**Work to complete**
Output every line of the material exactly, omitting images.

**Record extracts**
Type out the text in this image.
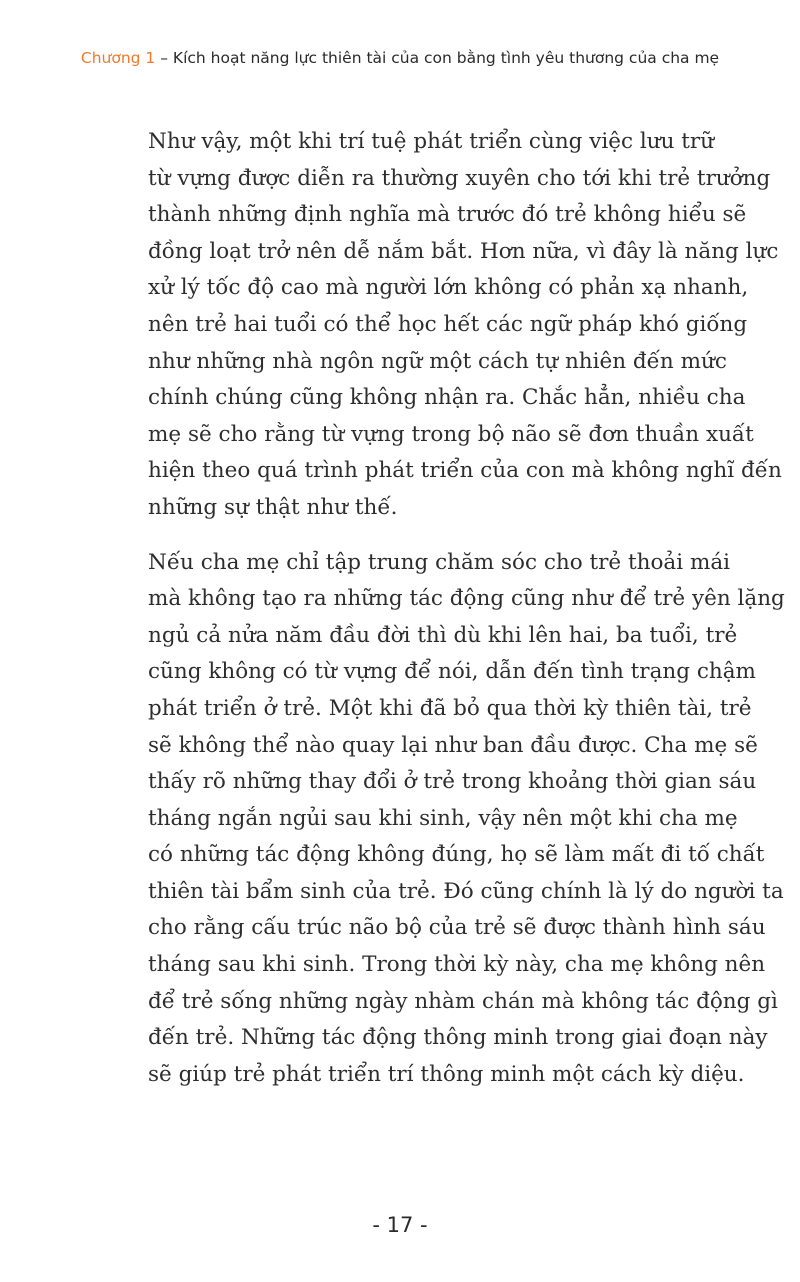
Chương 1 – Kích hoạt năng lực thiên tài của con bằng tình yêu thương của cha mẹ

Như vậy, một khi trí tuệ phát triển cùng việc lưu trữ
từ vựng được diễn ra thường xuyên cho tới khi trẻ trưởng
thành những định nghĩa mà trước đó trẻ không hiểu sẽ
đồng loạt trở nên dễ nắm bắt. Hơn nữa, vì đây là năng lực
xử lý tốc độ cao mà người lớn không có phản xạ nhanh,
nên trẻ hai tuổi có thể học hết các ngữ pháp khó giống
như những nhà ngôn ngữ một cách tự nhiên đến mức
chính chúng cũng không nhận ra. Chắc hẳn, nhiều cha
mẹ sẽ cho rằng từ vựng trong bộ não sẽ đơn thuần xuất
hiện theo quá trình phát triển của con mà không nghĩ đến
những sự thật như thế.

Nếu cha mẹ chỉ tập trung chăm sóc cho trẻ thoải mái
mà không tạo ra những tác động cũng như để trẻ yên lặng
ngủ cả nửa năm đầu đời thì dù khi lên hai, ba tuổi, trẻ
cũng không có từ vựng để nói, dẫn đến tình trạng chậm
phát triển ở trẻ. Một khi đã bỏ qua thời kỳ thiên tài, trẻ
sẽ không thể nào quay lại như ban đầu được. Cha mẹ sẽ
thấy rõ những thay đổi ở trẻ trong khoảng thời gian sáu
tháng ngắn ngủi sau khi sinh, vậy nên một khi cha mẹ
có những tác động không đúng, họ sẽ làm mất đi tố chất
thiên tài bẩm sinh của trẻ. Đó cũng chính là lý do người ta
cho rằng cấu trúc não bộ của trẻ sẽ được thành hình sáu
tháng sau khi sinh. Trong thời kỳ này, cha mẹ không nên
để trẻ sống những ngày nhàm chán mà không tác động gì
đến trẻ. Những tác động thông minh trong giai đoạn này
sẽ giúp trẻ phát triển trí thông minh một cách kỳ diệu.

- 17 -
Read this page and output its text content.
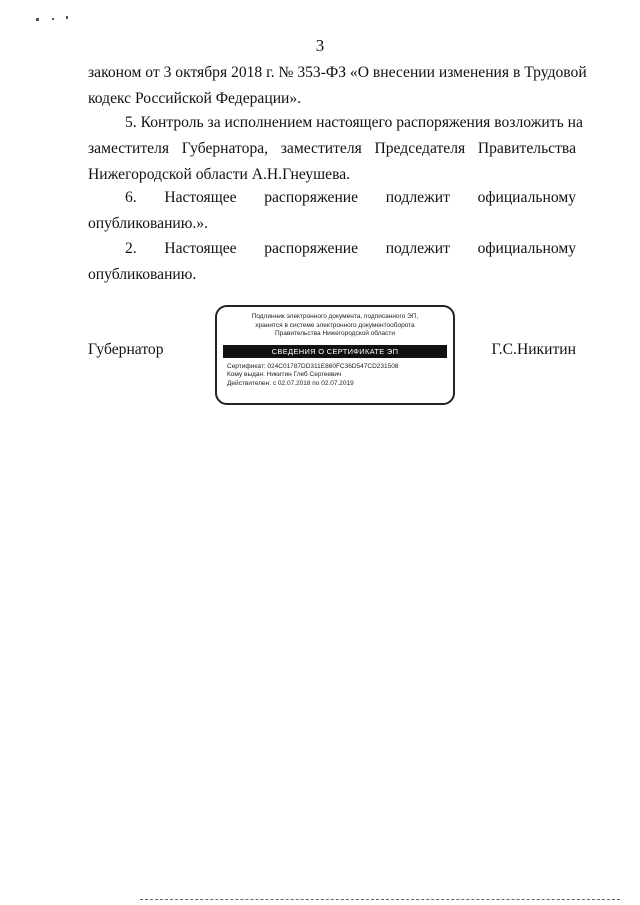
3
законом от 3 октября 2018 г. № 353-ФЗ «О внесении изменения в Трудовой
кодекс Российской Федерации».
5. Контроль за исполнением настоящего распоряжения возложить на
заместителя Губернатора, заместителя Председателя Правительства
Нижегородской области А.Н.Гнеушева.
6. Настоящее распоряжение подлежит официальному
опубликованию.».
2. Настоящее распоряжение подлежит официальному
опубликованию.
Губернатор	Г.С.Никитин
Подлинник электронного документа, подписанного ЭП,
хранится в системе электронного документооборота
Правительства Нижегородской области
СВЕДЕНИЯ О СЕРТИФИКАТЕ ЭП
Сертификат: 024C01787DD311E860FC36D547CD231508
Кому выдан: Никитин Глеб Сергеевич
Действителен: с 02.07.2018 по 02.07.2019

**Task response**
Type out the text in this image.
Chương 1 – Kích hoạt năng lực thiên tài của con bằng tình yêu thương của cha mẹ

Như vậy, một khi trí tuệ phát triển cùng việc lưu trữ
từ vựng được diễn ra thường xuyên cho tới khi trẻ trưởng
thành những định nghĩa mà trước đó trẻ không hiểu sẽ
đồng loạt trở nên dễ nắm bắt. Hơn nữa, vì đây là năng lực
xử lý tốc độ cao mà người lớn không có phản xạ nhanh,
nên trẻ hai tuổi có thể học hết các ngữ pháp khó giống
như những nhà ngôn ngữ một cách tự nhiên đến mức
chính chúng cũng không nhận ra. Chắc hẳn, nhiều cha
mẹ sẽ cho rằng từ vựng trong bộ não sẽ đơn thuần xuất
hiện theo quá trình phát triển của con mà không nghĩ đến
những sự thật như thế.

Nếu cha mẹ chỉ tập trung chăm sóc cho trẻ thoải mái
mà không tạo ra những tác động cũng như để trẻ yên lặng
ngủ cả nửa năm đầu đời thì dù khi lên hai, ba tuổi, trẻ
cũng không có từ vựng để nói, dẫn đến tình trạng chậm
phát triển ở trẻ. Một khi đã bỏ qua thời kỳ thiên tài, trẻ
sẽ không thể nào quay lại như ban đầu được. Cha mẹ sẽ
thấy rõ những thay đổi ở trẻ trong khoảng thời gian sáu
tháng ngắn ngủi sau khi sinh, vậy nên một khi cha mẹ
có những tác động không đúng, họ sẽ làm mất đi tố chất
thiên tài bẩm sinh của trẻ. Đó cũng chính là lý do người ta
cho rằng cấu trúc não bộ của trẻ sẽ được thành hình sáu
tháng sau khi sinh. Trong thời kỳ này, cha mẹ không nên
để trẻ sống những ngày nhàm chán mà không tác động gì
đến trẻ. Những tác động thông minh trong giai đoạn này
sẽ giúp trẻ phát triển trí thông minh một cách kỳ diệu.

- 17 -
Read this page and output its text content.
3
законом от 3 октября 2018 г. № 353-ФЗ «О внесении изменения в Трудовой
кодекс Российской Федерации».
5. Контроль за исполнением настоящего распоряжения возложить на
заместителя Губернатора, заместителя Председателя Правительства
Нижегородской области А.Н.Гнеушева.
6. Настоящее распоряжение подлежит официальному
опубликованию.».
2. Настоящее распоряжение подлежит официальному
опубликованию.
Губернатор	Г.С.Никитин
Подлинник электронного документа, подписанного ЭП,
хранится в системе электронного документооборота
Правительства Нижегородской области
СВЕДЕНИЯ О СЕРТИФИКАТЕ ЭП
Сертификат: 024C01787DD311E860FC36D547CD231508
Кому выдан: Никитин Глеб Сергеевич
Действителен: с 02.07.2018 по 02.07.2019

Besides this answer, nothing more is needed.